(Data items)

##############################

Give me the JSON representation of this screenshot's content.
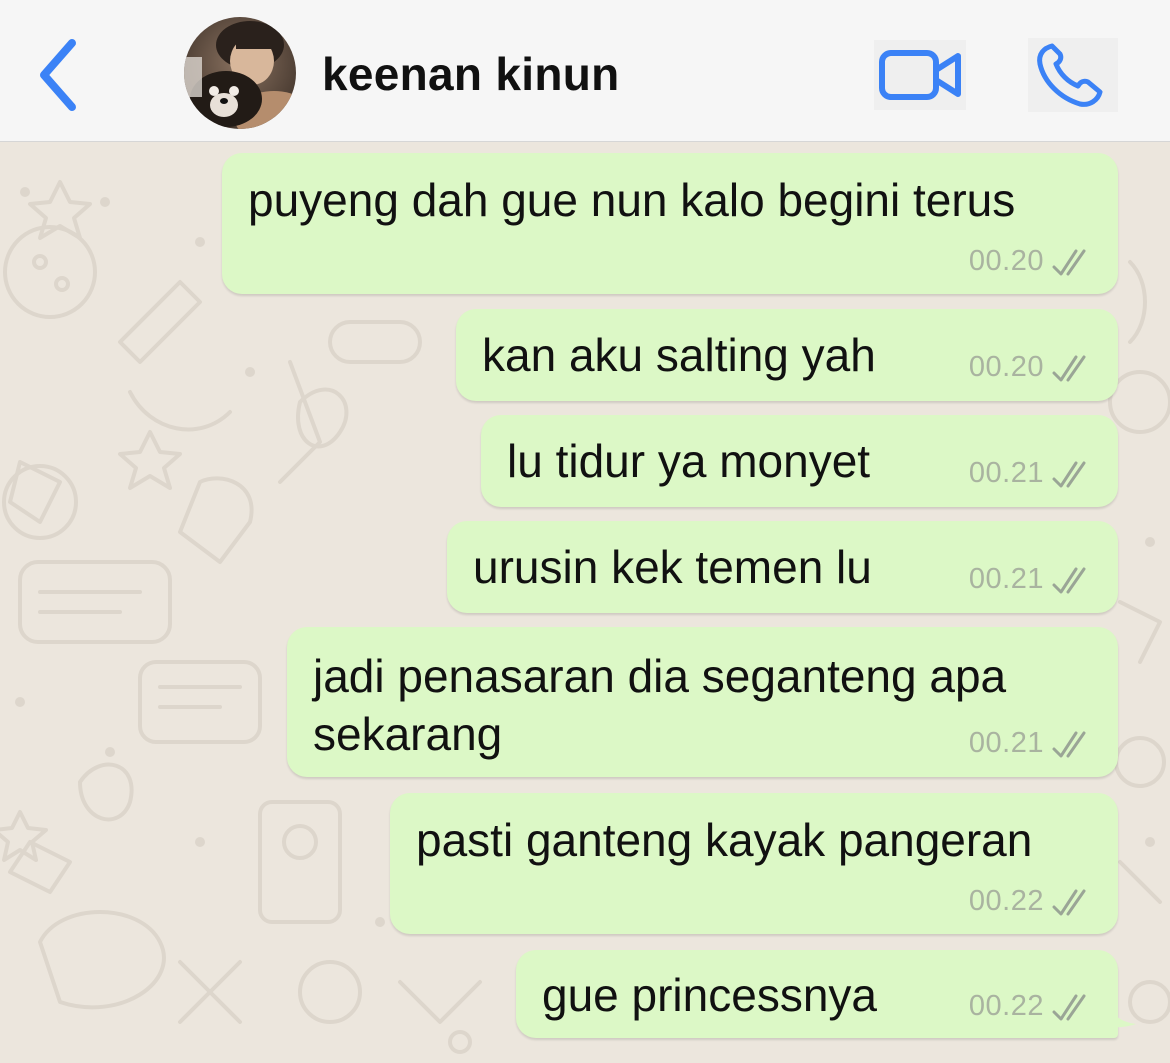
{
  "header": {
    "back_icon": "chevron-left-icon",
    "contact_name": "keenan kinun",
    "video_icon": "video-camera-icon",
    "call_icon": "phone-icon"
  },
  "colors": {
    "accent": "#3b82f6",
    "bubble_out": "#dcf8c6",
    "wallpaper": "#ece6dd",
    "header_bg": "#f6f6f6",
    "timestamp": "#a9b3a0"
  },
  "messages": [
    {
      "text": "puyeng dah gue nun kalo begini terus",
      "time": "00.20",
      "status": "read-ticks-icon"
    },
    {
      "text": "kan aku salting yah",
      "time": "00.20",
      "status": "read-ticks-icon"
    },
    {
      "text": "lu tidur ya monyet",
      "time": "00.21",
      "status": "read-ticks-icon"
    },
    {
      "text": "urusin kek temen lu",
      "time": "00.21",
      "status": "read-ticks-icon"
    },
    {
      "text": "jadi penasaran dia seganteng apa",
      "text_line2": "sekarang",
      "time": "00.21",
      "status": "read-ticks-icon"
    },
    {
      "text": "pasti ganteng kayak pangeran",
      "time": "00.22",
      "status": "read-ticks-icon"
    },
    {
      "text": "gue princessnya",
      "time": "00.22",
      "status": "read-ticks-icon"
    }
  ]
}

##############################

Required task:
Transcribe the material exactly, and leave out whatever pictures it holds.

Exercise result:
Give me the JSON representation of this screenshot's content.
{
  "header": {
    "back_icon": "chevron-left-icon",
    "contact_name": "keenan kinun",
    "video_icon": "video-camera-icon",
    "call_icon": "phone-icon"
  },
  "colors": {
    "accent": "#3b82f6",
    "bubble_out": "#dcf8c6",
    "wallpaper": "#ece6dd",
    "header_bg": "#f6f6f6",
    "timestamp": "#a9b3a0"
  },
  "messages": [
    {
      "text": "puyeng dah gue nun kalo begini terus",
      "time": "00.20",
      "status": "read-ticks-icon"
    },
    {
      "text": "kan aku salting yah",
      "time": "00.20",
      "status": "read-ticks-icon"
    },
    {
      "text": "lu tidur ya monyet",
      "time": "00.21",
      "status": "read-ticks-icon"
    },
    {
      "text": "urusin kek temen lu",
      "time": "00.21",
      "status": "read-ticks-icon"
    },
    {
      "text": "jadi penasaran dia seganteng apa",
      "text_line2": "sekarang",
      "time": "00.21",
      "status": "read-ticks-icon"
    },
    {
      "text": "pasti ganteng kayak pangeran",
      "time": "00.22",
      "status": "read-ticks-icon"
    },
    {
      "text": "gue princessnya",
      "time": "00.22",
      "status": "read-ticks-icon"
    }
  ]
}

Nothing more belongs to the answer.